------ Text for analysis

The editors of the Wall Street Journal see President Biden’s budget proposal, released yesterday, as a flight from reality:
Most U.S. presidential budgets are exercises in fiscal deception, but even by that standard President Biden’s Monday proposal for fiscal year 2025 sets a record for unreality. It proposes defense spending as if the world is at peace, entitlement spending that isn’t sustainable, and tax increases that would hurt the economy if they passed, which they won’t. Congratulations, Team White House.
For me the most telling passage of their editorial is:
As a share of the economy, Mr. Biden wants spending to reach 24.8%, or a quarter of national wealth. The 1974-2023 average was only 21% and, as Mr. Biden told the country last week, the Covid crisis is over. But instead of letting outlays fall as a share of GDP, as they always have after a recession or crisis, the President wants the government to stay at a new and higher spending plateau.
I’ll return to that later.
Meanwhile, the editors of the Washington Post express a somewhat more charitable view of the budget proposal:
Like most presidential budgets before it, President Biden’s fiscal 2025 tax and spending blueprint is more of a political statement than an actual legislative proposal. Basically, it’s a reelection pitch straight from the “Middle Class Joe” playbook he ran on in 2020: raise taxes on the rich and businesses and spend much of the proceeds on federal support for child care, health care and housing. These traditional Democratic priorities failed to become law even when Mr. Biden’s party narrowly controlled Congress, so there is zero chance of enactment now.

------------

Work order A:
Rewrite the part of the budget commentary that opens with the words containing "I’ll return to" and closes with "of enactment now.", replacing "reelection pitch" with "campaign pitch".
Work order B:
In the budget commentary, what share of the economy does Mr. Biden want federal spending to reach?
Work order C:
Continue the budget commentary on President Biden's fiscal 2025 proposal from its final sentence.

------ The data

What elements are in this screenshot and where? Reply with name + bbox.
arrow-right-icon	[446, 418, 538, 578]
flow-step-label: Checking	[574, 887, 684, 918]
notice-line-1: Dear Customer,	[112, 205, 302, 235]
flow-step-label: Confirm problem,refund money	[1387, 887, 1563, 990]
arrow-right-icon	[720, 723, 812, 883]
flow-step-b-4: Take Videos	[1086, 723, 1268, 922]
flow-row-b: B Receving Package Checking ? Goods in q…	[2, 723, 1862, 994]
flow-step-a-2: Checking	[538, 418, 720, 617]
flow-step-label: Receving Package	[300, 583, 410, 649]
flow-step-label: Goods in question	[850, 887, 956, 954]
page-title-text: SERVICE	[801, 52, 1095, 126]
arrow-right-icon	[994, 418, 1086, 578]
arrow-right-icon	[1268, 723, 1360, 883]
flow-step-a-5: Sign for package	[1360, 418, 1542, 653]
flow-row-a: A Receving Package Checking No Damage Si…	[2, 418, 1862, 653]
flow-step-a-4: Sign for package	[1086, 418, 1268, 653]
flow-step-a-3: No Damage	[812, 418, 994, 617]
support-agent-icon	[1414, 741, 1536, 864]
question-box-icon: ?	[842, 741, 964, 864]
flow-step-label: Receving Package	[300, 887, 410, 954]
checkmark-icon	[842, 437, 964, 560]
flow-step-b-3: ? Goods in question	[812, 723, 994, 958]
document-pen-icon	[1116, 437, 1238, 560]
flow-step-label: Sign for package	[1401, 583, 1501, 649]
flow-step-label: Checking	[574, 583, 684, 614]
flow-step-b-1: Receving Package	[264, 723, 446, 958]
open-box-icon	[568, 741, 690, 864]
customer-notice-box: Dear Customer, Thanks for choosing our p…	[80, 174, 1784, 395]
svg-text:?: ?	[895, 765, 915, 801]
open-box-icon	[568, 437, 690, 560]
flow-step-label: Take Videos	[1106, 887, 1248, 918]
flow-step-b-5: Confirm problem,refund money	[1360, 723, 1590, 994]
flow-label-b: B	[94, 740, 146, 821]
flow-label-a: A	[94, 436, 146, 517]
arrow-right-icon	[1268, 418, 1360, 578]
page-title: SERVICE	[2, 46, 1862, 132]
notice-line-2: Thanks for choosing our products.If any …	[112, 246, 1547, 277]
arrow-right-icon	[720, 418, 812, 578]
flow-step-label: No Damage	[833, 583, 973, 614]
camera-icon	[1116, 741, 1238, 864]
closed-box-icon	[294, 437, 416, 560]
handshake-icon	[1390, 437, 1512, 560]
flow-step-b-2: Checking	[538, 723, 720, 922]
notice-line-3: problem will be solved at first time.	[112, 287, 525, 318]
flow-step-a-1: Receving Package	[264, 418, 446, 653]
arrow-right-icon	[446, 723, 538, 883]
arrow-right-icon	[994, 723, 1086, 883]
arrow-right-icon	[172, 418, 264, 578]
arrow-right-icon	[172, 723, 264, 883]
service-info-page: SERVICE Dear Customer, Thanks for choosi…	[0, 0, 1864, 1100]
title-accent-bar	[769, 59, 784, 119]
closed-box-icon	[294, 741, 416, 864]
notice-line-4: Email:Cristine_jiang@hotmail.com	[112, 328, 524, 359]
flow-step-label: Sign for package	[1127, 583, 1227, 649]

------------

Written response A:
I’ll return to that later.
Meanwhile, the editors of the Washington Post express a somewhat more charitable view of the budget proposal:
Like most presidential budgets before it, President Biden’s fiscal 2025 tax and spending blueprint is more of a political statement than an actual legislative proposal. Basically, it’s a campaign pitch straight from the “Middle Class Joe” playbook he ran on in 2020: raise taxes on the rich and businesses and spend much of the proceeds on federal support for child care, health care and housing. These traditional Democratic priorities failed to become law even when Mr. Biden’s party narrowly controlled Congress, so there is zero chance of enactment now.

Written response B:
24.8%, or a quarter of national wealth.

Written response C:
with this as what I would assess is the most significant passage:
The short version is that Mr. Biden’s tax plan would be fairer and more fiscally responsible than Mr. Trump’s. The longer version is: Despite this reality, the country needs a reckoning on its unsustainable budgetary path, and Mr. Biden’s proposals, though better than the alternative, do not envisage one.
I have two questions for the White House and, I guess, the editors. First, federal revenues as a percent of GDP remaining fairly constant goes back a lot farther than 1973 as this graph from the St. Louis Federal Reserve illustrates:
Even at the height of World War II it was only 19%. Since World War II local and state government revenues as a percentage of GDP have ballooned from 7% of GDP in 1930 to nearly 10% now:
Here’s my question. How will the federal government increase its revenues as being proposed by the White House? Increasing marginal tax rates on individuals and corporations does not answer the question. Over the last 90 years marginal tax rates have varied enormously but the revenues as a percentage of GDP has hardly budged. More explanation is needed.
And then there’s the follow-up question. In January 2018 the prime rate was around 4.5%. Now it’s 8.5%. Here’s the market yield on Treasury securities:
As you can the rate is presently higher than it has been since the Bush II Administration. Interest on the debt is increasing faster than revenues by a considerable amount and the White House’s budget does nothing to address that. What is their plan for dealing with a budget that will grow fast regardless of whether federal spending on budget items other than interest increases or decreases?